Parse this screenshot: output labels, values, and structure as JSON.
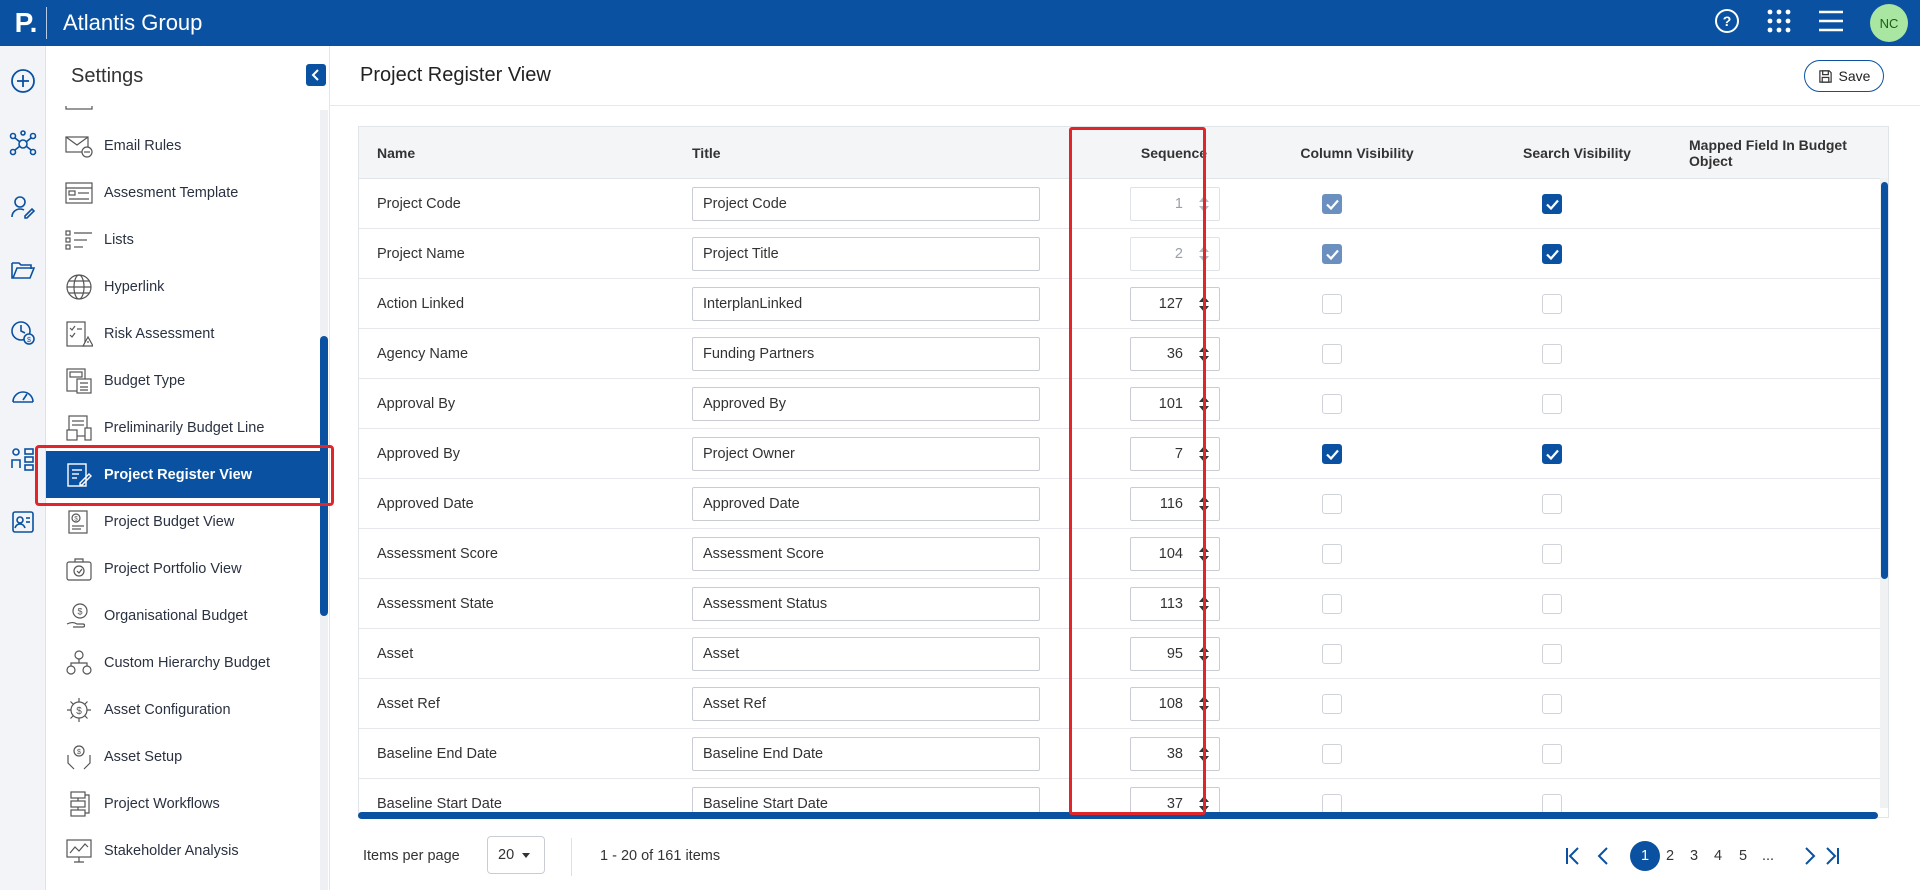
{
  "app": {
    "org_name": "Atlantis Group",
    "logo_letter": "P.",
    "avatar_initials": "NC"
  },
  "colors": {
    "brand": "#0a52a1",
    "highlight": "#e0262a",
    "avatar_bg": "#a8e6a1"
  },
  "sidebar": {
    "title": "Settings",
    "items": [
      {
        "label": "Email Rules",
        "icon": "envelope-rules-icon"
      },
      {
        "label": "Assesment Template",
        "icon": "template-icon"
      },
      {
        "label": "Lists",
        "icon": "list-icon"
      },
      {
        "label": "Hyperlink",
        "icon": "globe-icon"
      },
      {
        "label": "Risk Assessment",
        "icon": "risk-checklist-icon"
      },
      {
        "label": "Budget Type",
        "icon": "calculator-icon"
      },
      {
        "label": "Preliminarily Budget Line",
        "icon": "budget-line-icon"
      },
      {
        "label": "Project Register View",
        "icon": "register-edit-icon",
        "active": true
      },
      {
        "label": "Project Budget View",
        "icon": "budget-doc-icon"
      },
      {
        "label": "Project Portfolio View",
        "icon": "portfolio-icon"
      },
      {
        "label": "Organisational Budget",
        "icon": "money-hand-icon"
      },
      {
        "label": "Custom Hierarchy Budget",
        "icon": "hierarchy-coins-icon"
      },
      {
        "label": "Asset Configuration",
        "icon": "gear-dollar-icon"
      },
      {
        "label": "Asset Setup",
        "icon": "hands-coin-icon"
      },
      {
        "label": "Project Workflows",
        "icon": "workflow-icon"
      },
      {
        "label": "Stakeholder Analysis",
        "icon": "chart-board-icon"
      }
    ]
  },
  "main": {
    "title": "Project Register View",
    "save_label": "Save",
    "columns": {
      "name": "Name",
      "title": "Title",
      "sequence": "Sequence",
      "column_visibility": "Column Visibility",
      "search_visibility": "Search Visibility",
      "mapped": "Mapped Field In Budget Object"
    },
    "rows": [
      {
        "name": "Project Code",
        "title": "Project Code",
        "sequence": "1",
        "seq_disabled": true,
        "col_vis": true,
        "col_vis_dim": true,
        "search_vis": true
      },
      {
        "name": "Project Name",
        "title": "Project Title",
        "sequence": "2",
        "seq_disabled": true,
        "col_vis": true,
        "col_vis_dim": true,
        "search_vis": true
      },
      {
        "name": "Action Linked",
        "title": "InterplanLinked",
        "sequence": "127",
        "col_vis": false,
        "search_vis": false
      },
      {
        "name": "Agency Name",
        "title": "Funding Partners",
        "sequence": "36",
        "col_vis": false,
        "search_vis": false
      },
      {
        "name": "Approval By",
        "title": "Approved By",
        "sequence": "101",
        "col_vis": false,
        "search_vis": false
      },
      {
        "name": "Approved By",
        "title": "Project Owner",
        "sequence": "7",
        "col_vis": true,
        "search_vis": true
      },
      {
        "name": "Approved Date",
        "title": "Approved Date",
        "sequence": "116",
        "col_vis": false,
        "search_vis": false
      },
      {
        "name": "Assessment Score",
        "title": "Assessment Score",
        "sequence": "104",
        "col_vis": false,
        "search_vis": false
      },
      {
        "name": "Assessment State",
        "title": "Assessment Status",
        "sequence": "113",
        "col_vis": false,
        "search_vis": false
      },
      {
        "name": "Asset",
        "title": "Asset",
        "sequence": "95",
        "col_vis": false,
        "search_vis": false
      },
      {
        "name": "Asset Ref",
        "title": "Asset Ref",
        "sequence": "108",
        "col_vis": false,
        "search_vis": false
      },
      {
        "name": "Baseline End Date",
        "title": "Baseline End Date",
        "sequence": "38",
        "col_vis": false,
        "search_vis": false
      },
      {
        "name": "Baseline Start Date",
        "title": "Baseline Start Date",
        "sequence": "37",
        "col_vis": false,
        "search_vis": false
      }
    ]
  },
  "footer": {
    "items_per_page_label": "Items per page",
    "items_per_page_value": "20",
    "range_text": "1 - 20 of 161 items",
    "pages": [
      "1",
      "2",
      "3",
      "4",
      "5",
      "..."
    ],
    "current_page": "1"
  }
}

§ Problem description
Generate a word-for-word copy of the preceding records, excluding all pictures.

§ Problem solution
Parse this screenshot: output labels, values, and structure as JSON.
{
  "app": {
    "org_name": "Atlantis Group",
    "logo_letter": "P.",
    "avatar_initials": "NC"
  },
  "colors": {
    "brand": "#0a52a1",
    "highlight": "#e0262a",
    "avatar_bg": "#a8e6a1"
  },
  "sidebar": {
    "title": "Settings",
    "items": [
      {
        "label": "Email Rules",
        "icon": "envelope-rules-icon"
      },
      {
        "label": "Assesment Template",
        "icon": "template-icon"
      },
      {
        "label": "Lists",
        "icon": "list-icon"
      },
      {
        "label": "Hyperlink",
        "icon": "globe-icon"
      },
      {
        "label": "Risk Assessment",
        "icon": "risk-checklist-icon"
      },
      {
        "label": "Budget Type",
        "icon": "calculator-icon"
      },
      {
        "label": "Preliminarily Budget Line",
        "icon": "budget-line-icon"
      },
      {
        "label": "Project Register View",
        "icon": "register-edit-icon",
        "active": true
      },
      {
        "label": "Project Budget View",
        "icon": "budget-doc-icon"
      },
      {
        "label": "Project Portfolio View",
        "icon": "portfolio-icon"
      },
      {
        "label": "Organisational Budget",
        "icon": "money-hand-icon"
      },
      {
        "label": "Custom Hierarchy Budget",
        "icon": "hierarchy-coins-icon"
      },
      {
        "label": "Asset Configuration",
        "icon": "gear-dollar-icon"
      },
      {
        "label": "Asset Setup",
        "icon": "hands-coin-icon"
      },
      {
        "label": "Project Workflows",
        "icon": "workflow-icon"
      },
      {
        "label": "Stakeholder Analysis",
        "icon": "chart-board-icon"
      }
    ]
  },
  "main": {
    "title": "Project Register View",
    "save_label": "Save",
    "columns": {
      "name": "Name",
      "title": "Title",
      "sequence": "Sequence",
      "column_visibility": "Column Visibility",
      "search_visibility": "Search Visibility",
      "mapped": "Mapped Field In Budget Object"
    },
    "rows": [
      {
        "name": "Project Code",
        "title": "Project Code",
        "sequence": "1",
        "seq_disabled": true,
        "col_vis": true,
        "col_vis_dim": true,
        "search_vis": true
      },
      {
        "name": "Project Name",
        "title": "Project Title",
        "sequence": "2",
        "seq_disabled": true,
        "col_vis": true,
        "col_vis_dim": true,
        "search_vis": true
      },
      {
        "name": "Action Linked",
        "title": "InterplanLinked",
        "sequence": "127",
        "col_vis": false,
        "search_vis": false
      },
      {
        "name": "Agency Name",
        "title": "Funding Partners",
        "sequence": "36",
        "col_vis": false,
        "search_vis": false
      },
      {
        "name": "Approval By",
        "title": "Approved By",
        "sequence": "101",
        "col_vis": false,
        "search_vis": false
      },
      {
        "name": "Approved By",
        "title": "Project Owner",
        "sequence": "7",
        "col_vis": true,
        "search_vis": true
      },
      {
        "name": "Approved Date",
        "title": "Approved Date",
        "sequence": "116",
        "col_vis": false,
        "search_vis": false
      },
      {
        "name": "Assessment Score",
        "title": "Assessment Score",
        "sequence": "104",
        "col_vis": false,
        "search_vis": false
      },
      {
        "name": "Assessment State",
        "title": "Assessment Status",
        "sequence": "113",
        "col_vis": false,
        "search_vis": false
      },
      {
        "name": "Asset",
        "title": "Asset",
        "sequence": "95",
        "col_vis": false,
        "search_vis": false
      },
      {
        "name": "Asset Ref",
        "title": "Asset Ref",
        "sequence": "108",
        "col_vis": false,
        "search_vis": false
      },
      {
        "name": "Baseline End Date",
        "title": "Baseline End Date",
        "sequence": "38",
        "col_vis": false,
        "search_vis": false
      },
      {
        "name": "Baseline Start Date",
        "title": "Baseline Start Date",
        "sequence": "37",
        "col_vis": false,
        "search_vis": false
      }
    ]
  },
  "footer": {
    "items_per_page_label": "Items per page",
    "items_per_page_value": "20",
    "range_text": "1 - 20 of 161 items",
    "pages": [
      "1",
      "2",
      "3",
      "4",
      "5",
      "..."
    ],
    "current_page": "1"
  }
}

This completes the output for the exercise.